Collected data
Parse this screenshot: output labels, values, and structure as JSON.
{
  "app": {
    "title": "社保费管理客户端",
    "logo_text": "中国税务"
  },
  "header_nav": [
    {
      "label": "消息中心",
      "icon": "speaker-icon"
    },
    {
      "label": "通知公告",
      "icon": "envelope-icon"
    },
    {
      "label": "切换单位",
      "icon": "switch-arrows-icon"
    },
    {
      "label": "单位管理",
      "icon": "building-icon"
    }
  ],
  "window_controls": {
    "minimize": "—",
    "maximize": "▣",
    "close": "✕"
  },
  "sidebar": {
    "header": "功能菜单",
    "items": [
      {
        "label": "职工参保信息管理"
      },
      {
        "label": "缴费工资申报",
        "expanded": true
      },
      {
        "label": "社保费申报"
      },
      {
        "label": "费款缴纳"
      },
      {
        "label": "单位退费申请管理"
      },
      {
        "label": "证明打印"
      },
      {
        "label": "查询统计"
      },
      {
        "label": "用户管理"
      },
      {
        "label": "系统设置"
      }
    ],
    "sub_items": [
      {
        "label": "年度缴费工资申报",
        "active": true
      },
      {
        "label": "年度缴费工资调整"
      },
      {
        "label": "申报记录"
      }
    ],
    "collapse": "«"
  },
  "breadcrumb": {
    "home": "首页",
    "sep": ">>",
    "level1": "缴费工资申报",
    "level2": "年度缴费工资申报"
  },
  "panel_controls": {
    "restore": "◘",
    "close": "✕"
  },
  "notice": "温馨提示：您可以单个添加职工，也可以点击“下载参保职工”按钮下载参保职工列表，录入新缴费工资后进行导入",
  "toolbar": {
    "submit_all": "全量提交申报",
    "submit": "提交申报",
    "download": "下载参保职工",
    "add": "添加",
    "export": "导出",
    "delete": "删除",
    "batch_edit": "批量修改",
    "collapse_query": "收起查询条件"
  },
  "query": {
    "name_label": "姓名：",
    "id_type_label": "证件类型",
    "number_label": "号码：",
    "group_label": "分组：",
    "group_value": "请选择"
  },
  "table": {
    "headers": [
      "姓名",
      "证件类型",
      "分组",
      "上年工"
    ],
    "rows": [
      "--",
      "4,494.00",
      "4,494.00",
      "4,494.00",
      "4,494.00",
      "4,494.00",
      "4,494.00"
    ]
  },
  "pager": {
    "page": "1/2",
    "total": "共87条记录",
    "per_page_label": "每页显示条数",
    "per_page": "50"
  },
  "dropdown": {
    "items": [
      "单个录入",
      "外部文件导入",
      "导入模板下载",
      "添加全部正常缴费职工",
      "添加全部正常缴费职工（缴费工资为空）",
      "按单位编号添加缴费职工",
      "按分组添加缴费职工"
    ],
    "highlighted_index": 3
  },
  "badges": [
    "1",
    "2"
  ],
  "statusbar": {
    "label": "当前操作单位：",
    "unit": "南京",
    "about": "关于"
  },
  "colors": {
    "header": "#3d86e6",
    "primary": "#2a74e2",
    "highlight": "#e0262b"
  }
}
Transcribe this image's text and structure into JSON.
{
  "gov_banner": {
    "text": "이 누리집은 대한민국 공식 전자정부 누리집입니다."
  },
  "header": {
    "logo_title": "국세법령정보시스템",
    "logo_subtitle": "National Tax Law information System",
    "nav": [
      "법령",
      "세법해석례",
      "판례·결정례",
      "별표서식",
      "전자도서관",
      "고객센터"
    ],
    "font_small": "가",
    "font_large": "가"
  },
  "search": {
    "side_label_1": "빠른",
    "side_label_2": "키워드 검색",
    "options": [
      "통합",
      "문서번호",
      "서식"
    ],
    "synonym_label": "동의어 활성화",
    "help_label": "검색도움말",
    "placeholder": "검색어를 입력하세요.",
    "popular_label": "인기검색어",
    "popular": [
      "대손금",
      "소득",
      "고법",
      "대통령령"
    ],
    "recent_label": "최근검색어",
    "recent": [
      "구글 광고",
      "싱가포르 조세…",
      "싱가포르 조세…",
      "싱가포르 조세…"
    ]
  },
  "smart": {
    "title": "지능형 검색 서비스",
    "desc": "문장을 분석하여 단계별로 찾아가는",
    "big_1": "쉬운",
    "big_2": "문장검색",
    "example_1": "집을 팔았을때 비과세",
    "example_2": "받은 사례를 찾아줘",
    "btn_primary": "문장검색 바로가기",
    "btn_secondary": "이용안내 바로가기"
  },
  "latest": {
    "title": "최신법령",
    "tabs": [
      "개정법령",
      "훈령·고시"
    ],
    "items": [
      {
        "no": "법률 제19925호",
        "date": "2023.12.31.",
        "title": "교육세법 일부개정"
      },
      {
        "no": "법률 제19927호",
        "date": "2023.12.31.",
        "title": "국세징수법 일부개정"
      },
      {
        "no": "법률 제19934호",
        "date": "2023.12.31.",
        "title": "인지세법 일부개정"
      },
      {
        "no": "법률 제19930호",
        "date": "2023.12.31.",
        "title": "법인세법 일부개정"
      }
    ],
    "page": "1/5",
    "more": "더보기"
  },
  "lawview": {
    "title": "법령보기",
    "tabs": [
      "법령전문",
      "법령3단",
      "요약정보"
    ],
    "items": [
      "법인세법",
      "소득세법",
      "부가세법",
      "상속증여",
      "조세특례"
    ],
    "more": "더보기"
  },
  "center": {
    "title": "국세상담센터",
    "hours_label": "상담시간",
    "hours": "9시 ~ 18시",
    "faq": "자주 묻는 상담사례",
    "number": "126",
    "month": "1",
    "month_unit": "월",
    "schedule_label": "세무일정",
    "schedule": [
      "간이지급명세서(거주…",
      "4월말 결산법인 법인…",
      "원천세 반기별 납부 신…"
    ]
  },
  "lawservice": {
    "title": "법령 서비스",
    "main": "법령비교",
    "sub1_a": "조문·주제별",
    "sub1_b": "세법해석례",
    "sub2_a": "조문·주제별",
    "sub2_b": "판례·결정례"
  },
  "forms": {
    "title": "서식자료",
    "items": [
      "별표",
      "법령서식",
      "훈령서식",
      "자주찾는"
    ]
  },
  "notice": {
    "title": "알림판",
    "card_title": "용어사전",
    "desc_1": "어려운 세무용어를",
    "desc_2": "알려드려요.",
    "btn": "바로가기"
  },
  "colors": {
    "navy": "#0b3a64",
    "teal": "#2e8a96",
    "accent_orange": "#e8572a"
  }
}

:: STATED EXERCISE ::
Word for word, write out all of the data above.

:: THE ANSWER ::
Parse this screenshot: output labels, values, and structure as JSON.
{
  "app": {
    "title": "社保费管理客户端",
    "logo_text": "中国税务"
  },
  "header_nav": [
    {
      "label": "消息中心",
      "icon": "speaker-icon"
    },
    {
      "label": "通知公告",
      "icon": "envelope-icon"
    },
    {
      "label": "切换单位",
      "icon": "switch-arrows-icon"
    },
    {
      "label": "单位管理",
      "icon": "building-icon"
    }
  ],
  "window_controls": {
    "minimize": "—",
    "maximize": "▣",
    "close": "✕"
  },
  "sidebar": {
    "header": "功能菜单",
    "items": [
      {
        "label": "职工参保信息管理"
      },
      {
        "label": "缴费工资申报",
        "expanded": true
      },
      {
        "label": "社保费申报"
      },
      {
        "label": "费款缴纳"
      },
      {
        "label": "单位退费申请管理"
      },
      {
        "label": "证明打印"
      },
      {
        "label": "查询统计"
      },
      {
        "label": "用户管理"
      },
      {
        "label": "系统设置"
      }
    ],
    "sub_items": [
      {
        "label": "年度缴费工资申报",
        "active": true
      },
      {
        "label": "年度缴费工资调整"
      },
      {
        "label": "申报记录"
      }
    ],
    "collapse": "«"
  },
  "breadcrumb": {
    "home": "首页",
    "sep": ">>",
    "level1": "缴费工资申报",
    "level2": "年度缴费工资申报"
  },
  "panel_controls": {
    "restore": "◘",
    "close": "✕"
  },
  "notice": "温馨提示：您可以单个添加职工，也可以点击“下载参保职工”按钮下载参保职工列表，录入新缴费工资后进行导入",
  "toolbar": {
    "submit_all": "全量提交申报",
    "submit": "提交申报",
    "download": "下载参保职工",
    "add": "添加",
    "export": "导出",
    "delete": "删除",
    "batch_edit": "批量修改",
    "collapse_query": "收起查询条件"
  },
  "query": {
    "name_label": "姓名：",
    "id_type_label": "证件类型",
    "number_label": "号码：",
    "group_label": "分组：",
    "group_value": "请选择"
  },
  "table": {
    "headers": [
      "姓名",
      "证件类型",
      "分组",
      "上年工"
    ],
    "rows": [
      "--",
      "4,494.00",
      "4,494.00",
      "4,494.00",
      "4,494.00",
      "4,494.00",
      "4,494.00"
    ]
  },
  "pager": {
    "page": "1/2",
    "total": "共87条记录",
    "per_page_label": "每页显示条数",
    "per_page": "50"
  },
  "dropdown": {
    "items": [
      "单个录入",
      "外部文件导入",
      "导入模板下载",
      "添加全部正常缴费职工",
      "添加全部正常缴费职工（缴费工资为空）",
      "按单位编号添加缴费职工",
      "按分组添加缴费职工"
    ],
    "highlighted_index": 3
  },
  "badges": [
    "1",
    "2"
  ],
  "statusbar": {
    "label": "当前操作单位：",
    "unit": "南京",
    "about": "关于"
  },
  "colors": {
    "header": "#3d86e6",
    "primary": "#2a74e2",
    "highlight": "#e0262b"
  }
}
Transcribe this image's text and structure into JSON.
{
  "gov_banner": {
    "text": "이 누리집은 대한민국 공식 전자정부 누리집입니다."
  },
  "header": {
    "logo_title": "국세법령정보시스템",
    "logo_subtitle": "National Tax Law information System",
    "nav": [
      "법령",
      "세법해석례",
      "판례·결정례",
      "별표서식",
      "전자도서관",
      "고객센터"
    ],
    "font_small": "가",
    "font_large": "가"
  },
  "search": {
    "side_label_1": "빠른",
    "side_label_2": "키워드 검색",
    "options": [
      "통합",
      "문서번호",
      "서식"
    ],
    "synonym_label": "동의어 활성화",
    "help_label": "검색도움말",
    "placeholder": "검색어를 입력하세요.",
    "popular_label": "인기검색어",
    "popular": [
      "대손금",
      "소득",
      "고법",
      "대통령령"
    ],
    "recent_label": "최근검색어",
    "recent": [
      "구글 광고",
      "싱가포르 조세…",
      "싱가포르 조세…",
      "싱가포르 조세…"
    ]
  },
  "smart": {
    "title": "지능형 검색 서비스",
    "desc": "문장을 분석하여 단계별로 찾아가는",
    "big_1": "쉬운",
    "big_2": "문장검색",
    "example_1": "집을 팔았을때 비과세",
    "example_2": "받은 사례를 찾아줘",
    "btn_primary": "문장검색 바로가기",
    "btn_secondary": "이용안내 바로가기"
  },
  "latest": {
    "title": "최신법령",
    "tabs": [
      "개정법령",
      "훈령·고시"
    ],
    "items": [
      {
        "no": "법률 제19925호",
        "date": "2023.12.31.",
        "title": "교육세법 일부개정"
      },
      {
        "no": "법률 제19927호",
        "date": "2023.12.31.",
        "title": "국세징수법 일부개정"
      },
      {
        "no": "법률 제19934호",
        "date": "2023.12.31.",
        "title": "인지세법 일부개정"
      },
      {
        "no": "법률 제19930호",
        "date": "2023.12.31.",
        "title": "법인세법 일부개정"
      }
    ],
    "page": "1/5",
    "more": "더보기"
  },
  "lawview": {
    "title": "법령보기",
    "tabs": [
      "법령전문",
      "법령3단",
      "요약정보"
    ],
    "items": [
      "법인세법",
      "소득세법",
      "부가세법",
      "상속증여",
      "조세특례"
    ],
    "more": "더보기"
  },
  "center": {
    "title": "국세상담센터",
    "hours_label": "상담시간",
    "hours": "9시 ~ 18시",
    "faq": "자주 묻는 상담사례",
    "number": "126",
    "month": "1",
    "month_unit": "월",
    "schedule_label": "세무일정",
    "schedule": [
      "간이지급명세서(거주…",
      "4월말 결산법인 법인…",
      "원천세 반기별 납부 신…"
    ]
  },
  "lawservice": {
    "title": "법령 서비스",
    "main": "법령비교",
    "sub1_a": "조문·주제별",
    "sub1_b": "세법해석례",
    "sub2_a": "조문·주제별",
    "sub2_b": "판례·결정례"
  },
  "forms": {
    "title": "서식자료",
    "items": [
      "별표",
      "법령서식",
      "훈령서식",
      "자주찾는"
    ]
  },
  "notice": {
    "title": "알림판",
    "card_title": "용어사전",
    "desc_1": "어려운 세무용어를",
    "desc_2": "알려드려요.",
    "btn": "바로가기"
  },
  "colors": {
    "navy": "#0b3a64",
    "teal": "#2e8a96",
    "accent_orange": "#e8572a"
  }
}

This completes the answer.